- [Written problem]:
Identify the lines that contain the word "ffffff" and copy each one.

- [Provided entries]:
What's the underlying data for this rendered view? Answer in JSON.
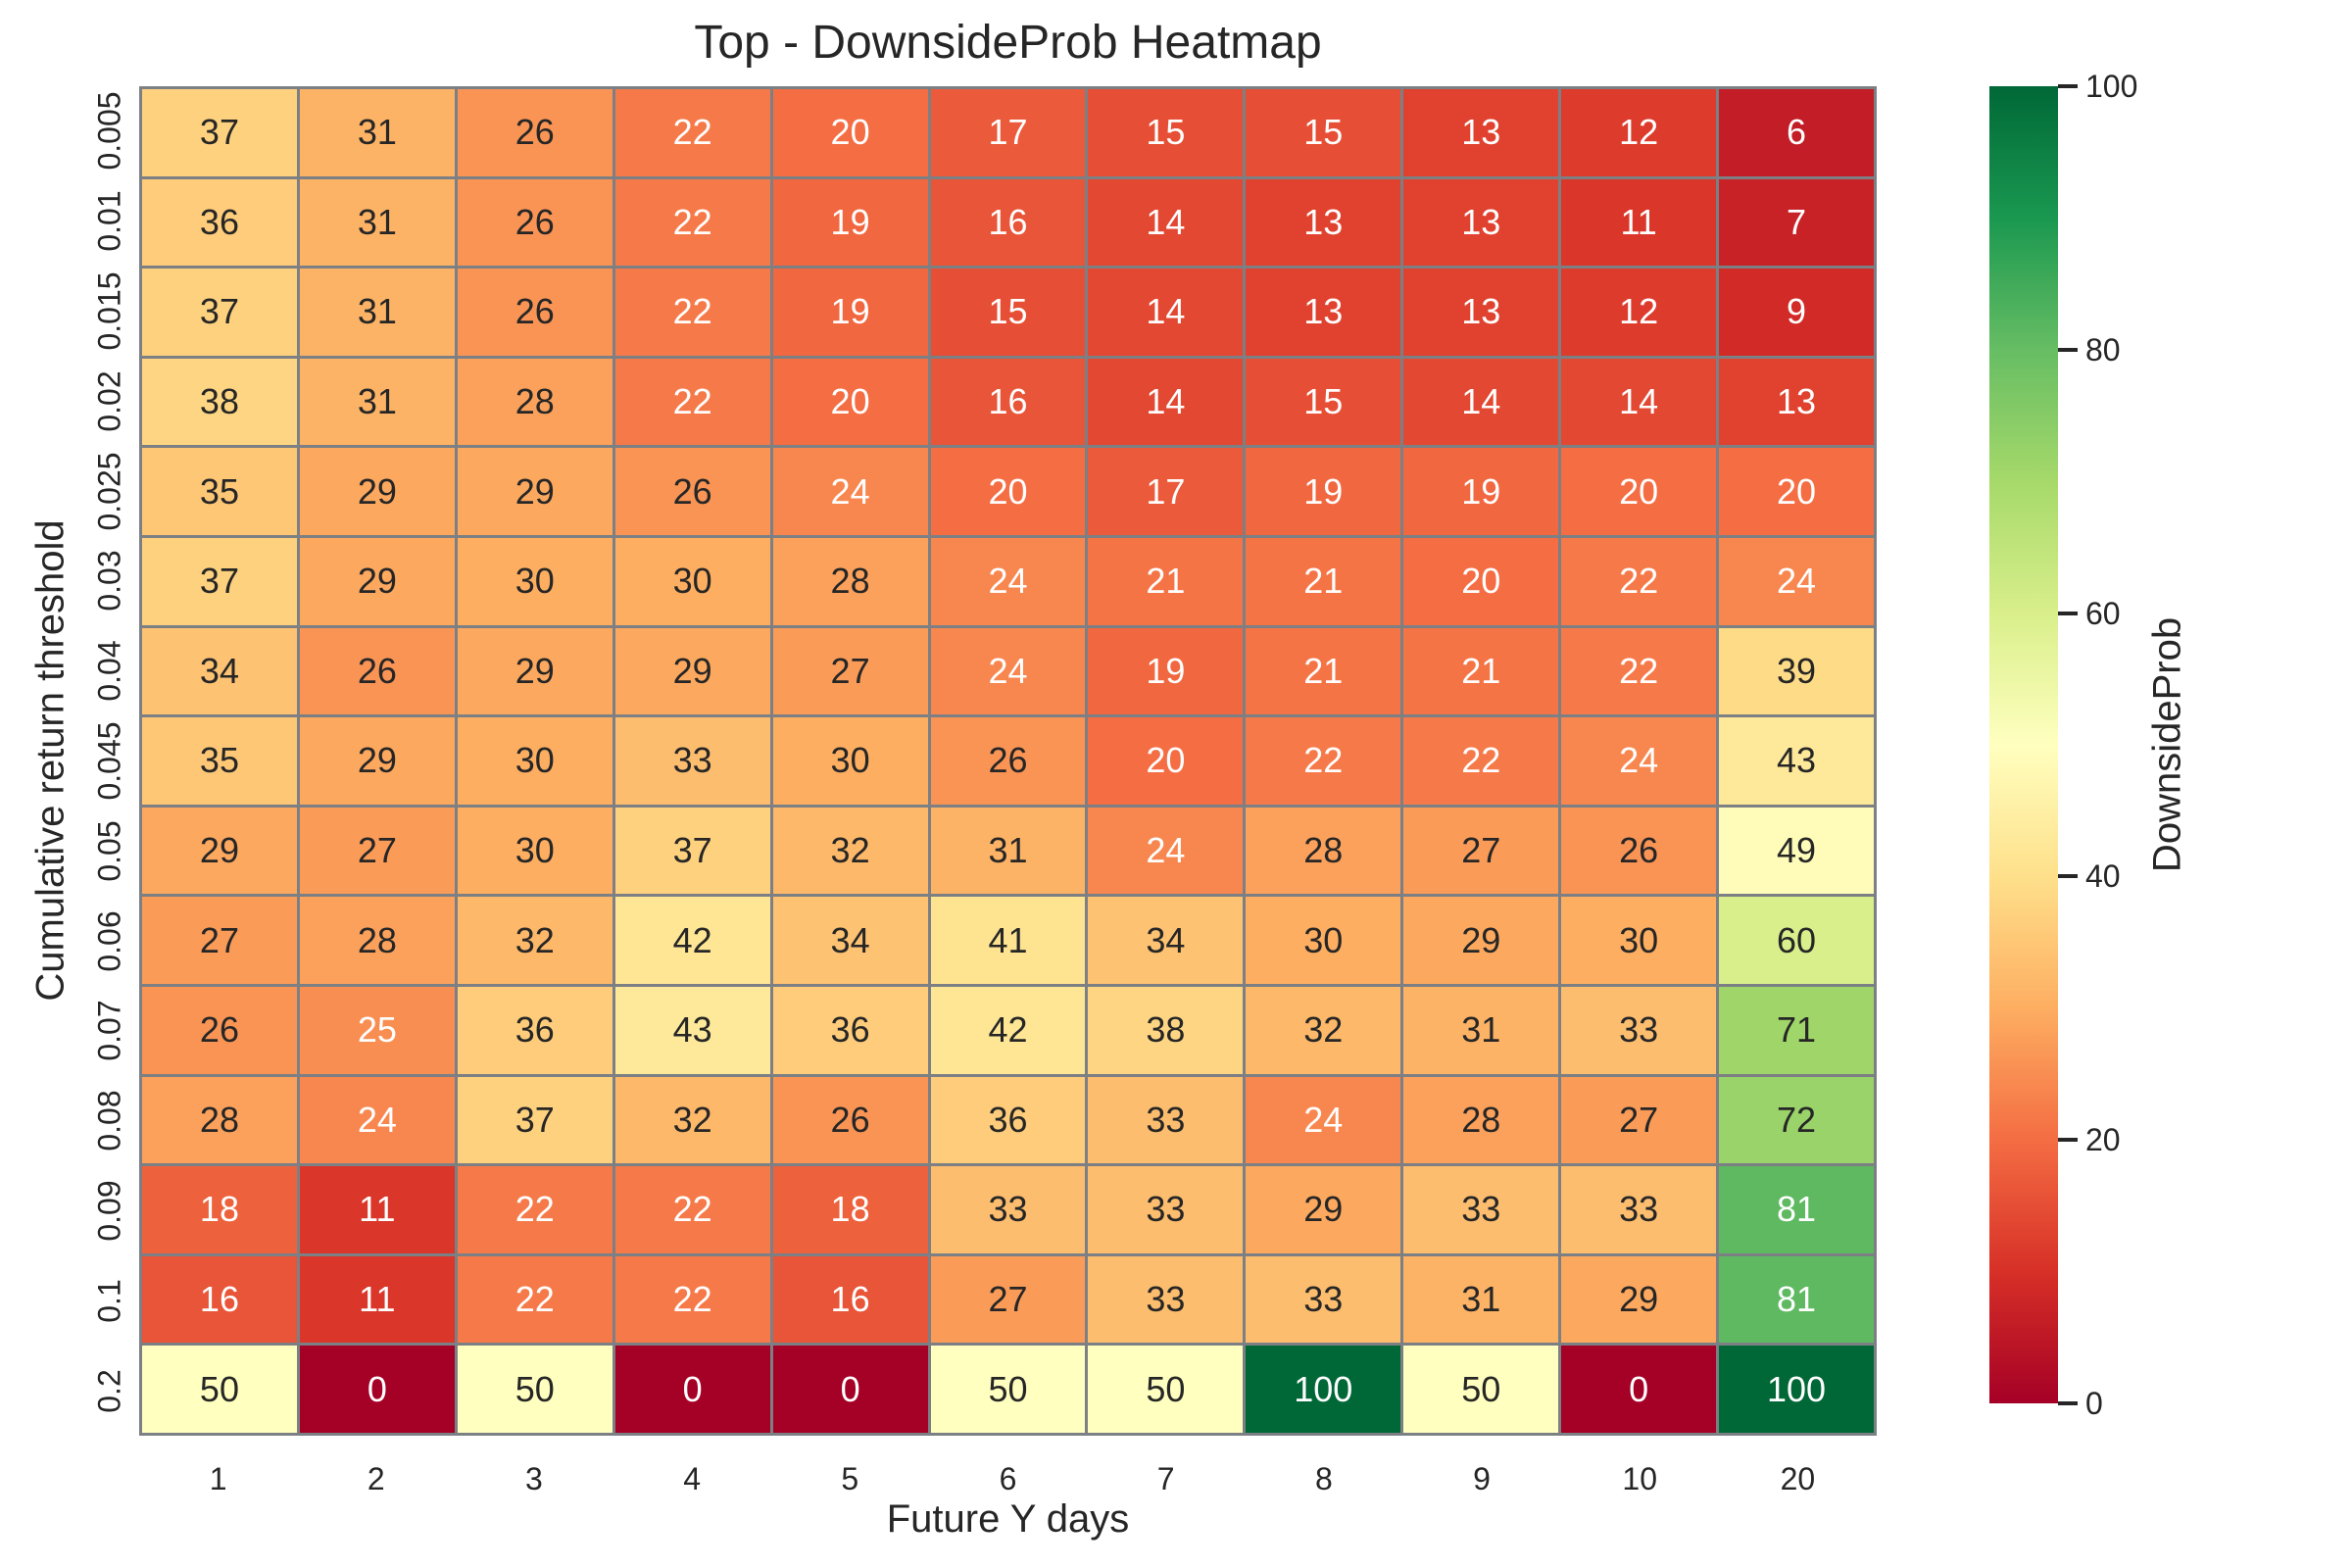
{
  "title": "Top - DownsideProb Heatmap",
  "style": {
    "colormap_name": "RdYlGn",
    "colormap_stops": [
      "#a50026",
      "#d73027",
      "#f46d43",
      "#fdae61",
      "#fee08b",
      "#ffffbf",
      "#d9ef8b",
      "#a6d96a",
      "#66bd63",
      "#1a9850",
      "#006837"
    ],
    "grid_line_color": "#7c8084",
    "annotation_dark_text": "#262626",
    "annotation_light_text": "#ffffff",
    "luminance_threshold": 0.408,
    "background": "#ffffff"
  },
  "chart_data": {
    "type": "heatmap",
    "title": "Top - DownsideProb Heatmap",
    "xlabel": "Future Y days",
    "ylabel": "Cumulative return threshold",
    "value_label": "DownsideProb",
    "x_categories": [
      "1",
      "2",
      "3",
      "4",
      "5",
      "6",
      "7",
      "8",
      "9",
      "10",
      "20"
    ],
    "y_categories": [
      "0.005",
      "0.01",
      "0.015",
      "0.02",
      "0.025",
      "0.03",
      "0.04",
      "0.045",
      "0.05",
      "0.06",
      "0.07",
      "0.08",
      "0.09",
      "0.1",
      "0.2"
    ],
    "vmin": 0,
    "vmax": 100,
    "colormap": "RdYlGn",
    "grid": true,
    "legend_position": "right-colorbar",
    "colorbar_ticks": [
      0,
      20,
      40,
      60,
      80,
      100
    ],
    "values": [
      [
        37,
        31,
        26,
        22,
        20,
        17,
        15,
        15,
        13,
        12,
        6
      ],
      [
        36,
        31,
        26,
        22,
        19,
        16,
        14,
        13,
        13,
        11,
        7
      ],
      [
        37,
        31,
        26,
        22,
        19,
        15,
        14,
        13,
        13,
        12,
        9
      ],
      [
        38,
        31,
        28,
        22,
        20,
        16,
        14,
        15,
        14,
        14,
        13
      ],
      [
        35,
        29,
        29,
        26,
        24,
        20,
        17,
        19,
        19,
        20,
        20
      ],
      [
        37,
        29,
        30,
        30,
        28,
        24,
        21,
        21,
        20,
        22,
        24
      ],
      [
        34,
        26,
        29,
        29,
        27,
        24,
        19,
        21,
        21,
        22,
        39
      ],
      [
        35,
        29,
        30,
        33,
        30,
        26,
        20,
        22,
        22,
        24,
        43
      ],
      [
        29,
        27,
        30,
        37,
        32,
        31,
        24,
        28,
        27,
        26,
        49
      ],
      [
        27,
        28,
        32,
        42,
        34,
        41,
        34,
        30,
        29,
        30,
        60
      ],
      [
        26,
        25,
        36,
        43,
        36,
        42,
        38,
        32,
        31,
        33,
        71
      ],
      [
        28,
        24,
        37,
        32,
        26,
        36,
        33,
        24,
        28,
        27,
        72
      ],
      [
        18,
        11,
        22,
        22,
        18,
        33,
        33,
        29,
        33,
        33,
        81
      ],
      [
        16,
        11,
        22,
        22,
        16,
        27,
        33,
        33,
        31,
        29,
        81
      ],
      [
        50,
        0,
        50,
        0,
        0,
        50,
        50,
        100,
        50,
        0,
        100
      ]
    ]
  }
}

- [Solution to this task]:
    "annotation_light_text": "#ffffff",
    "background": "#ffffff"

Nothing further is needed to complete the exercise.